Entries from a dataset:
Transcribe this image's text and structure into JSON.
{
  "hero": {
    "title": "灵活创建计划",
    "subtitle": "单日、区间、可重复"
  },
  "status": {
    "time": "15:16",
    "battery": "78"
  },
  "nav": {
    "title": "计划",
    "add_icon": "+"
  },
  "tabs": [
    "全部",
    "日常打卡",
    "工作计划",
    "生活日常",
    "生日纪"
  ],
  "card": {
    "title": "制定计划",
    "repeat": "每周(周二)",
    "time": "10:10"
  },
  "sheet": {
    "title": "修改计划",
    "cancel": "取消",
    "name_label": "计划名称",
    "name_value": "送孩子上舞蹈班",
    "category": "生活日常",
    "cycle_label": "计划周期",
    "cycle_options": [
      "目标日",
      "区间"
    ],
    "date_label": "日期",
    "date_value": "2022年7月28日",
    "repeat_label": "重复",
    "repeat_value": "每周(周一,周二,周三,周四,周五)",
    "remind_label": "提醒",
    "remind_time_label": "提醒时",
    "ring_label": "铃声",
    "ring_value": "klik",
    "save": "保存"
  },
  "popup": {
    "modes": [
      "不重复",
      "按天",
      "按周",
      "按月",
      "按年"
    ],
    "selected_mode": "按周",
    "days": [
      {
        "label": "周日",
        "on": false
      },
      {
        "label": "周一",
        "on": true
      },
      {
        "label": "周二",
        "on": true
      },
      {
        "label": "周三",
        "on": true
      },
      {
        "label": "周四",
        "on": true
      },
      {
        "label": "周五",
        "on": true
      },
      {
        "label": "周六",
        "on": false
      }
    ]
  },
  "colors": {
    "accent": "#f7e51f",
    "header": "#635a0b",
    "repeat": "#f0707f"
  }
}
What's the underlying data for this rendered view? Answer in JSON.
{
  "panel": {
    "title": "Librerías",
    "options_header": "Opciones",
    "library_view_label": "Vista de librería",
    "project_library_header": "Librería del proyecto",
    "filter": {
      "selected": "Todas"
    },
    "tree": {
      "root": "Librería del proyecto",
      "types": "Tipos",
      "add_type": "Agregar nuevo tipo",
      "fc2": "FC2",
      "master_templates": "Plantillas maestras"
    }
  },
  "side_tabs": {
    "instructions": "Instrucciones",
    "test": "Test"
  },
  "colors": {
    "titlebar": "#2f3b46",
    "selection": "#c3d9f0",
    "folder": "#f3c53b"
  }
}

## Task to carry out:
Recopy the entries above in their entirety, exactly.

## Finished exercise:
Transcribe this image's text and structure into JSON.
{
  "hero": {
    "title": "灵活创建计划",
    "subtitle": "单日、区间、可重复"
  },
  "status": {
    "time": "15:16",
    "battery": "78"
  },
  "nav": {
    "title": "计划",
    "add_icon": "+"
  },
  "tabs": [
    "全部",
    "日常打卡",
    "工作计划",
    "生活日常",
    "生日纪"
  ],
  "card": {
    "title": "制定计划",
    "repeat": "每周(周二)",
    "time": "10:10"
  },
  "sheet": {
    "title": "修改计划",
    "cancel": "取消",
    "name_label": "计划名称",
    "name_value": "送孩子上舞蹈班",
    "category": "生活日常",
    "cycle_label": "计划周期",
    "cycle_options": [
      "目标日",
      "区间"
    ],
    "date_label": "日期",
    "date_value": "2022年7月28日",
    "repeat_label": "重复",
    "repeat_value": "每周(周一,周二,周三,周四,周五)",
    "remind_label": "提醒",
    "remind_time_label": "提醒时",
    "ring_label": "铃声",
    "ring_value": "klik",
    "save": "保存"
  },
  "popup": {
    "modes": [
      "不重复",
      "按天",
      "按周",
      "按月",
      "按年"
    ],
    "selected_mode": "按周",
    "days": [
      {
        "label": "周日",
        "on": false
      },
      {
        "label": "周一",
        "on": true
      },
      {
        "label": "周二",
        "on": true
      },
      {
        "label": "周三",
        "on": true
      },
      {
        "label": "周四",
        "on": true
      },
      {
        "label": "周五",
        "on": true
      },
      {
        "label": "周六",
        "on": false
      }
    ]
  },
  "colors": {
    "accent": "#f7e51f",
    "header": "#635a0b",
    "repeat": "#f0707f"
  }
}
What's the underlying data for this rendered view? Answer in JSON.
{
  "panel": {
    "title": "Librerías",
    "options_header": "Opciones",
    "library_view_label": "Vista de librería",
    "project_library_header": "Librería del proyecto",
    "filter": {
      "selected": "Todas"
    },
    "tree": {
      "root": "Librería del proyecto",
      "types": "Tipos",
      "add_type": "Agregar nuevo tipo",
      "fc2": "FC2",
      "master_templates": "Plantillas maestras"
    }
  },
  "side_tabs": {
    "instructions": "Instrucciones",
    "test": "Test"
  },
  "colors": {
    "titlebar": "#2f3b46",
    "selection": "#c3d9f0",
    "folder": "#f3c53b"
  }
}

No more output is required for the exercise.